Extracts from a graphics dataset
=-=-=-=-=

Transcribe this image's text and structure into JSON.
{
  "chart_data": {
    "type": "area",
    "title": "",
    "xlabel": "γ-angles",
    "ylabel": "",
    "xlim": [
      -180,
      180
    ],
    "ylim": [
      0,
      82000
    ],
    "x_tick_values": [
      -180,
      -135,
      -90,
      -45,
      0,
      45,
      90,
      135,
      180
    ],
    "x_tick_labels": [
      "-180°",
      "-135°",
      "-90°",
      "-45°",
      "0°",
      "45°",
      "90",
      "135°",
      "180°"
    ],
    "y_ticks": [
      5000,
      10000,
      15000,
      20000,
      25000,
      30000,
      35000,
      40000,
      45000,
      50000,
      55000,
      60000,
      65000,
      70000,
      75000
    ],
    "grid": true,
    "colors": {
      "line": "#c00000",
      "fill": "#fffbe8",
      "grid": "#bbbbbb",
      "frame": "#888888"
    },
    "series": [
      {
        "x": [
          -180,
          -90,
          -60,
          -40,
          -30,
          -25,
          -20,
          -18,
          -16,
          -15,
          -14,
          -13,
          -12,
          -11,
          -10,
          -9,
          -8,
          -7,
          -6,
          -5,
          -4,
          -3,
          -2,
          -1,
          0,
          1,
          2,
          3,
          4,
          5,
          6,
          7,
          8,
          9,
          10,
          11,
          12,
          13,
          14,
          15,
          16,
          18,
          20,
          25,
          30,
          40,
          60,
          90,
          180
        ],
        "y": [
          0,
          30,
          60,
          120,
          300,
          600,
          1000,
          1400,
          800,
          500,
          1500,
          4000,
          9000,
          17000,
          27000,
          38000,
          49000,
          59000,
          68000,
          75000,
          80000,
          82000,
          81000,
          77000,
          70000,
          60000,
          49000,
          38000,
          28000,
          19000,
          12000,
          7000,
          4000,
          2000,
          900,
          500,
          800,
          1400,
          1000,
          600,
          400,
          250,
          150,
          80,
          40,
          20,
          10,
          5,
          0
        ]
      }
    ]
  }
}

=-=-=-=-=

• _TASK REQUIREMENTS_:
Transcribe all the entries, keeping each one exactly as it is.

• _FINISHED TASK_:
Transcribe this image's text and structure into JSON.
{
  "chart_data": {
    "type": "area",
    "title": "",
    "xlabel": "γ-angles",
    "ylabel": "",
    "xlim": [
      -180,
      180
    ],
    "ylim": [
      0,
      82000
    ],
    "x_tick_values": [
      -180,
      -135,
      -90,
      -45,
      0,
      45,
      90,
      135,
      180
    ],
    "x_tick_labels": [
      "-180°",
      "-135°",
      "-90°",
      "-45°",
      "0°",
      "45°",
      "90",
      "135°",
      "180°"
    ],
    "y_ticks": [
      5000,
      10000,
      15000,
      20000,
      25000,
      30000,
      35000,
      40000,
      45000,
      50000,
      55000,
      60000,
      65000,
      70000,
      75000
    ],
    "grid": true,
    "colors": {
      "line": "#c00000",
      "fill": "#fffbe8",
      "grid": "#bbbbbb",
      "frame": "#888888"
    },
    "series": [
      {
        "x": [
          -180,
          -90,
          -60,
          -40,
          -30,
          -25,
          -20,
          -18,
          -16,
          -15,
          -14,
          -13,
          -12,
          -11,
          -10,
          -9,
          -8,
          -7,
          -6,
          -5,
          -4,
          -3,
          -2,
          -1,
          0,
          1,
          2,
          3,
          4,
          5,
          6,
          7,
          8,
          9,
          10,
          11,
          12,
          13,
          14,
          15,
          16,
          18,
          20,
          25,
          30,
          40,
          60,
          90,
          180
        ],
        "y": [
          0,
          30,
          60,
          120,
          300,
          600,
          1000,
          1400,
          800,
          500,
          1500,
          4000,
          9000,
          17000,
          27000,
          38000,
          49000,
          59000,
          68000,
          75000,
          80000,
          82000,
          81000,
          77000,
          70000,
          60000,
          49000,
          38000,
          28000,
          19000,
          12000,
          7000,
          4000,
          2000,
          900,
          500,
          800,
          1400,
          1000,
          600,
          400,
          250,
          150,
          80,
          40,
          20,
          10,
          5,
          0
        ]
      }
    ]
  }
}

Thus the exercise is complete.